Task
All lines below must be repeated exactly, with the pictures omitted.

Supplied records

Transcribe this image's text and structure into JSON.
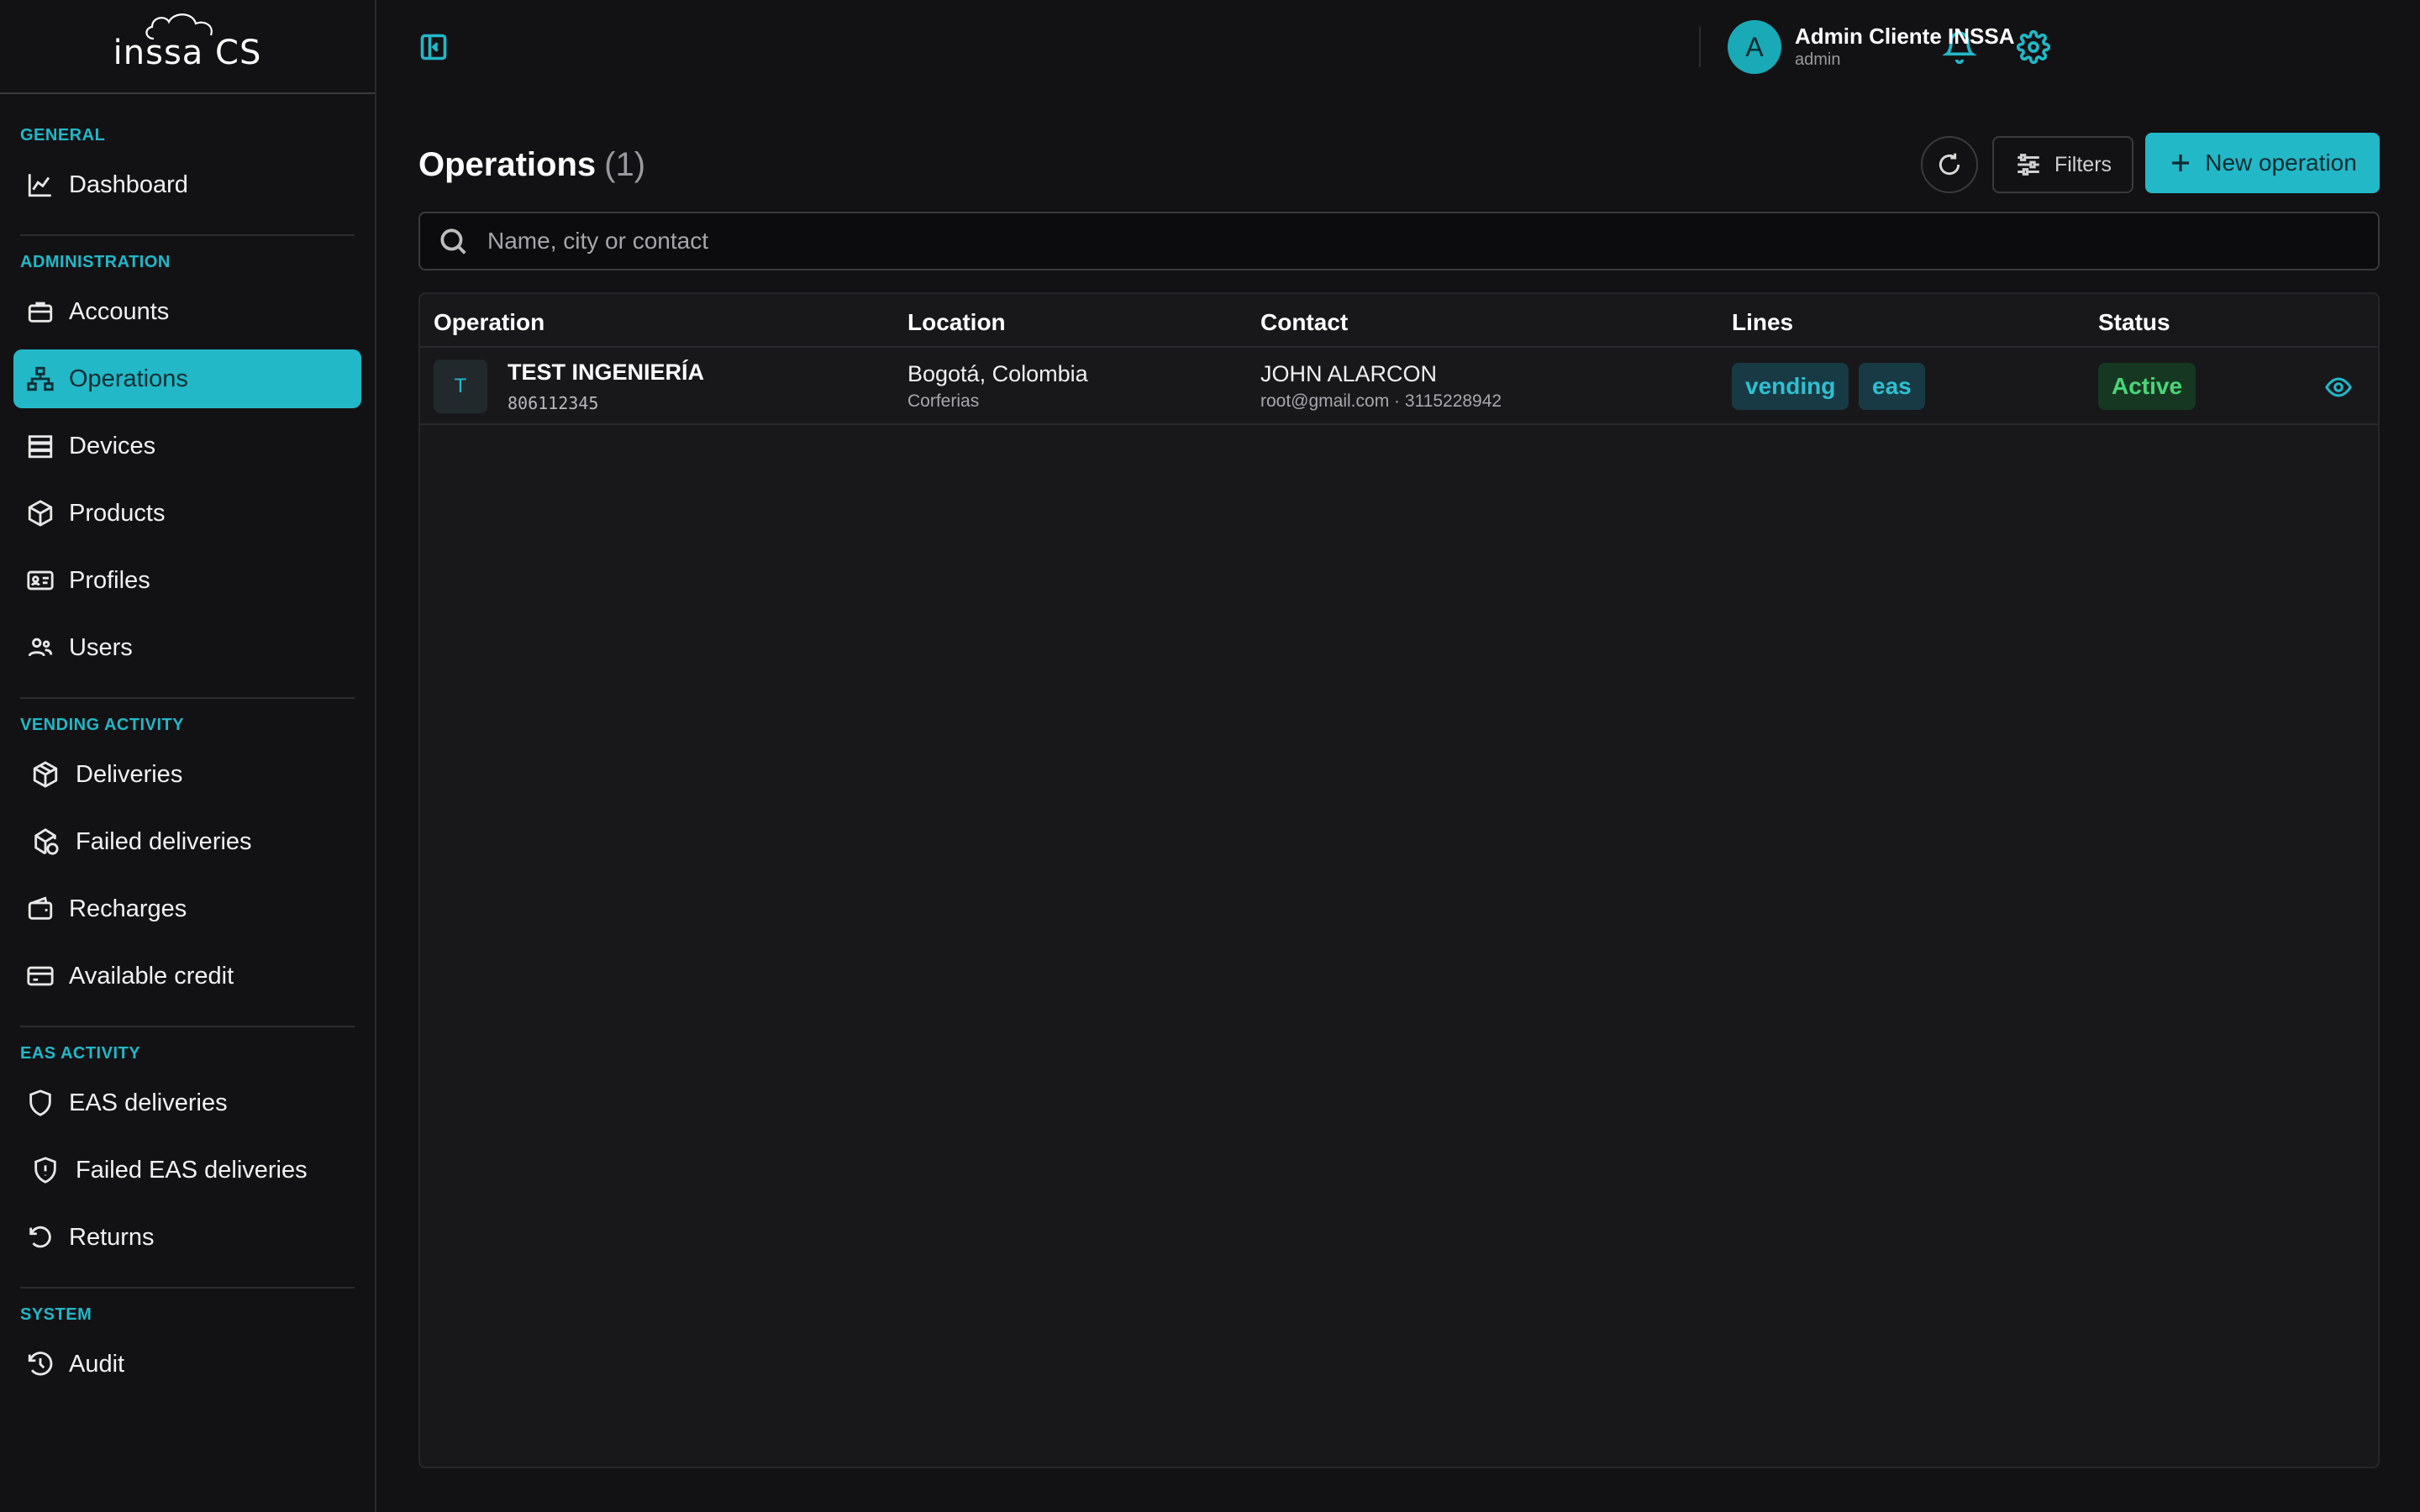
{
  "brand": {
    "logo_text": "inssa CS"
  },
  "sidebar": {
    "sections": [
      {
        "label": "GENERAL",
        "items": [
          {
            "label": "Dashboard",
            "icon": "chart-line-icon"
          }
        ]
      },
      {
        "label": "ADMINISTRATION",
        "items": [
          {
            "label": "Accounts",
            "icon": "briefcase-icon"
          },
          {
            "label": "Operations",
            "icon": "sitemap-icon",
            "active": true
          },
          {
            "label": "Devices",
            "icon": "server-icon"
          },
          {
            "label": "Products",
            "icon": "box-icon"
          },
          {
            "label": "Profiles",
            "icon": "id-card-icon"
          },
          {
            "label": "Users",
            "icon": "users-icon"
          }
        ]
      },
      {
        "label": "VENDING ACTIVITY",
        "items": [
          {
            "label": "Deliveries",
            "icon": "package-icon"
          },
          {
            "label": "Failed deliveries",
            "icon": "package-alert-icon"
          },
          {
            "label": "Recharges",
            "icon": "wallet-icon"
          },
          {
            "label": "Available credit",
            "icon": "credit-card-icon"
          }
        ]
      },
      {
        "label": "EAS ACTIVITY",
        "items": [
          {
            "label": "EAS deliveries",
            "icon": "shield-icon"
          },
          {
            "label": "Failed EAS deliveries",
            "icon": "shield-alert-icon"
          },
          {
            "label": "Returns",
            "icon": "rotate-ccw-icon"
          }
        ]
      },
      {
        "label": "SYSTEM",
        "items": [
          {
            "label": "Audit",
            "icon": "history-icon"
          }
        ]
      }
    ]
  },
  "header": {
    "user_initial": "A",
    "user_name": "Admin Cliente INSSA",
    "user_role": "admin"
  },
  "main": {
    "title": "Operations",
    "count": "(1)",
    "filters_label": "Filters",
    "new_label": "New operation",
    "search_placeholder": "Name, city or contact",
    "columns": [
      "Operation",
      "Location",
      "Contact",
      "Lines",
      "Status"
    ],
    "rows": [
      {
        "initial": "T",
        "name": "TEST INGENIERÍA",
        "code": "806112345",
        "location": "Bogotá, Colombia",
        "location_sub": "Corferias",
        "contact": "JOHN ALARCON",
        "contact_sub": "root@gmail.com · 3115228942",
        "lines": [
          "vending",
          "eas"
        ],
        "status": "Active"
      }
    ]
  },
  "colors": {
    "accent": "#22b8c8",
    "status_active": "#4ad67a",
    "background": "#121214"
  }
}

The reply
Transcribe this image's text and structure into JSON.
{
  "brand": {
    "logo_text": "inssa CS"
  },
  "sidebar": {
    "sections": [
      {
        "label": "GENERAL",
        "items": [
          {
            "label": "Dashboard",
            "icon": "chart-line-icon"
          }
        ]
      },
      {
        "label": "ADMINISTRATION",
        "items": [
          {
            "label": "Accounts",
            "icon": "briefcase-icon"
          },
          {
            "label": "Operations",
            "icon": "sitemap-icon",
            "active": true
          },
          {
            "label": "Devices",
            "icon": "server-icon"
          },
          {
            "label": "Products",
            "icon": "box-icon"
          },
          {
            "label": "Profiles",
            "icon": "id-card-icon"
          },
          {
            "label": "Users",
            "icon": "users-icon"
          }
        ]
      },
      {
        "label": "VENDING ACTIVITY",
        "items": [
          {
            "label": "Deliveries",
            "icon": "package-icon"
          },
          {
            "label": "Failed deliveries",
            "icon": "package-alert-icon"
          },
          {
            "label": "Recharges",
            "icon": "wallet-icon"
          },
          {
            "label": "Available credit",
            "icon": "credit-card-icon"
          }
        ]
      },
      {
        "label": "EAS ACTIVITY",
        "items": [
          {
            "label": "EAS deliveries",
            "icon": "shield-icon"
          },
          {
            "label": "Failed EAS deliveries",
            "icon": "shield-alert-icon"
          },
          {
            "label": "Returns",
            "icon": "rotate-ccw-icon"
          }
        ]
      },
      {
        "label": "SYSTEM",
        "items": [
          {
            "label": "Audit",
            "icon": "history-icon"
          }
        ]
      }
    ]
  },
  "header": {
    "user_initial": "A",
    "user_name": "Admin Cliente INSSA",
    "user_role": "admin"
  },
  "main": {
    "title": "Operations",
    "count": "(1)",
    "filters_label": "Filters",
    "new_label": "New operation",
    "search_placeholder": "Name, city or contact",
    "columns": [
      "Operation",
      "Location",
      "Contact",
      "Lines",
      "Status"
    ],
    "rows": [
      {
        "initial": "T",
        "name": "TEST INGENIERÍA",
        "code": "806112345",
        "location": "Bogotá, Colombia",
        "location_sub": "Corferias",
        "contact": "JOHN ALARCON",
        "contact_sub": "root@gmail.com · 3115228942",
        "lines": [
          "vending",
          "eas"
        ],
        "status": "Active"
      }
    ]
  },
  "colors": {
    "accent": "#22b8c8",
    "status_active": "#4ad67a",
    "background": "#121214"
  }
}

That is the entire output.